## [Page excerpt]
[tahoe-dev] Random ports

Anders Genell anders.genell at gmail.com
Tue Aug 13 09:54:28 UTC 2013


Sorry, that was my intention but I missed replying to all...



13 aug 2013 kl. 00:27 skrev "Zooko O'Whielacronx" <zookog at gmail.com>:

> Very cool! I think you should post this description to tahoe-dev!
> 
> Regards,
> 
> Zooko
> 
> On Mon, Aug 12, 2013 at 1:57 PM, Anders Genell <anders.genell at gmail.com> wrote:

I'll be happy to report here as we go along!

I suppose I will be one of the administrators of our friendnet, and that is one of the reasons for me constantly disturbing the peace here.

We have created a Pidora image with a tahoe-daemon user and allmydata-1.10 preinstalled so that friends can get up and running easily with a RPi and a USB disk (1TB is most common for now). We have included the previously posted uglyhack script that updates the tahoe.cfg file when the external IP of the node changes, so people should not need to run any dyndns services, as long as the introducer has a static IP, which it has.

## [Problem 1]
In the records, write out the stretch from the line containing "price-bar — [443, 348, 450, 424]" through the line containing "x-tick-label: 13 — [709, 573, 726, 590]", keeping each line exactly as it stands.

## [Exercise inputs]
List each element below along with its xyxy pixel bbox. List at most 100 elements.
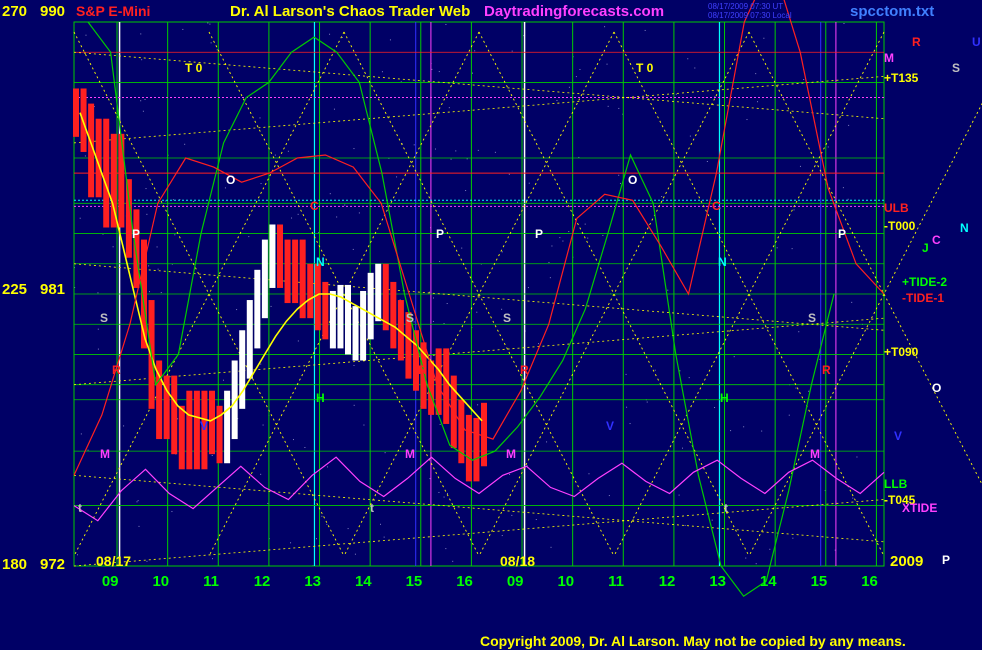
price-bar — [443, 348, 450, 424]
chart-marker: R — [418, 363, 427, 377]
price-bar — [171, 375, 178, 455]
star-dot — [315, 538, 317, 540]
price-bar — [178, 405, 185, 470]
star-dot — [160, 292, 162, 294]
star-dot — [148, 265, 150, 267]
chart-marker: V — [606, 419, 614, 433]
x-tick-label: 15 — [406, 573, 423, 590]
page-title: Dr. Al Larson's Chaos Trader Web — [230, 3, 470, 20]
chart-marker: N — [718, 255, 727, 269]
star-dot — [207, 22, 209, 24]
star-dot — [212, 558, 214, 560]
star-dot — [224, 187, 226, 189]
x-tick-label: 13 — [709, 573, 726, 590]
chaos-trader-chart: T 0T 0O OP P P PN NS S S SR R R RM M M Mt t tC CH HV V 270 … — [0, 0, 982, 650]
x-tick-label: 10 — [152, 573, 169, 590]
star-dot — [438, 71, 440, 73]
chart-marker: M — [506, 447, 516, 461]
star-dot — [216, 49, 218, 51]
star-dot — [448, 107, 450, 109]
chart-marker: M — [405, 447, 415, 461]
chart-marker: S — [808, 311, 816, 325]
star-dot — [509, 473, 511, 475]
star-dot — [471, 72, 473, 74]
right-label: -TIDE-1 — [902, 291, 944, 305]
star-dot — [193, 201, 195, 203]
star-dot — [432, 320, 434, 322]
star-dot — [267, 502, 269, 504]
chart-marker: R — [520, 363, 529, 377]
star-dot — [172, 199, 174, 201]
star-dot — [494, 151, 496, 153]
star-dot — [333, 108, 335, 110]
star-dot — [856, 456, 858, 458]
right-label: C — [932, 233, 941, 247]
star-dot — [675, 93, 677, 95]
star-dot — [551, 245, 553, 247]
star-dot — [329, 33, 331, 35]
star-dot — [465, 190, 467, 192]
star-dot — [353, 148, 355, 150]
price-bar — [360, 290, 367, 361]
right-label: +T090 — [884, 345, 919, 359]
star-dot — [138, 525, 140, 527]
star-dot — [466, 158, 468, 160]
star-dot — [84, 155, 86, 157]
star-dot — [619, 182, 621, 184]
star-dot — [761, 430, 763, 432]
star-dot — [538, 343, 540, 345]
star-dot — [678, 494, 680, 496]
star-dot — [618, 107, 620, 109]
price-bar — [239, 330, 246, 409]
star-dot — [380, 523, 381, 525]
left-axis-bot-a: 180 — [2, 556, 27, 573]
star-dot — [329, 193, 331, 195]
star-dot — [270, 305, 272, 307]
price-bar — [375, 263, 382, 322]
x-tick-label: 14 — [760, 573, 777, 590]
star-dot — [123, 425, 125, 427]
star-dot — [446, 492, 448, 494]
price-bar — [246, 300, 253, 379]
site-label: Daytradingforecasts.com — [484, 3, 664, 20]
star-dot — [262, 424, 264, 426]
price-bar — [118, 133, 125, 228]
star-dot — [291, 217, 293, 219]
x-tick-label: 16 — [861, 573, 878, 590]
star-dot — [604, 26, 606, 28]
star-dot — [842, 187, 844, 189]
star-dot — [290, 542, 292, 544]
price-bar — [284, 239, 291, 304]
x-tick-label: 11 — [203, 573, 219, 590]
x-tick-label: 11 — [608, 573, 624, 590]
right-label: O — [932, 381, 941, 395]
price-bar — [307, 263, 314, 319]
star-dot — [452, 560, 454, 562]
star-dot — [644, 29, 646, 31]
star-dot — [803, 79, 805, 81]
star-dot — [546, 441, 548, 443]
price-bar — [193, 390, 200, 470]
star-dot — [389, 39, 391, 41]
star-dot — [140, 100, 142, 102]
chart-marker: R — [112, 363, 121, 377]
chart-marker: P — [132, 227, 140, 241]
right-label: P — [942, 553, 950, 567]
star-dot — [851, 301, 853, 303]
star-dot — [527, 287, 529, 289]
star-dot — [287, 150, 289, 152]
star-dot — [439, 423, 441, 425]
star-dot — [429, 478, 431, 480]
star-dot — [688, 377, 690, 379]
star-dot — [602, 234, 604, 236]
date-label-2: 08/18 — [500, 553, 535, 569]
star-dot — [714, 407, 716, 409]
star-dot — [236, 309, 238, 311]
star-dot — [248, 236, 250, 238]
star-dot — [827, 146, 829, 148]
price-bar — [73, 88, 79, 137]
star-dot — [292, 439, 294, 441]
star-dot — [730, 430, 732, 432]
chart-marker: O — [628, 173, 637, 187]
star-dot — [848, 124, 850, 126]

## [Problem 2]
Update the stretch of the tahoe-dev post from "We have created" through "which it has." so that "USB disk" becomes "external hard drive".

## [Problem solution 1]
price-bar — [443, 348, 450, 424]
chart-marker: R — [418, 363, 427, 377]
price-bar — [171, 375, 178, 455]
star-dot — [315, 538, 317, 540]
price-bar — [178, 405, 185, 470]
star-dot — [160, 292, 162, 294]
star-dot — [148, 265, 150, 267]
chart-marker: V — [606, 419, 614, 433]
x-tick-label: 15 — [406, 573, 423, 590]
page-title: Dr. Al Larson's Chaos Trader Web — [230, 3, 470, 20]
chart-marker: N — [718, 255, 727, 269]
star-dot — [207, 22, 209, 24]
star-dot — [212, 558, 214, 560]
star-dot — [224, 187, 226, 189]
x-tick-label: 13 — [709, 573, 726, 590]

## [Problem solution 2]
We have created a Pidora image with a tahoe-daemon user and allmydata-1.10 preinstalled so that friends can get up and running easily with a RPi and a external hard drive (1TB is most common for now). We have included the previously posted uglyhack script that updates the tahoe.cfg file when the external IP of the node changes, so people should not need to run any dyndns services, as long as the introducer has a static IP, which it has.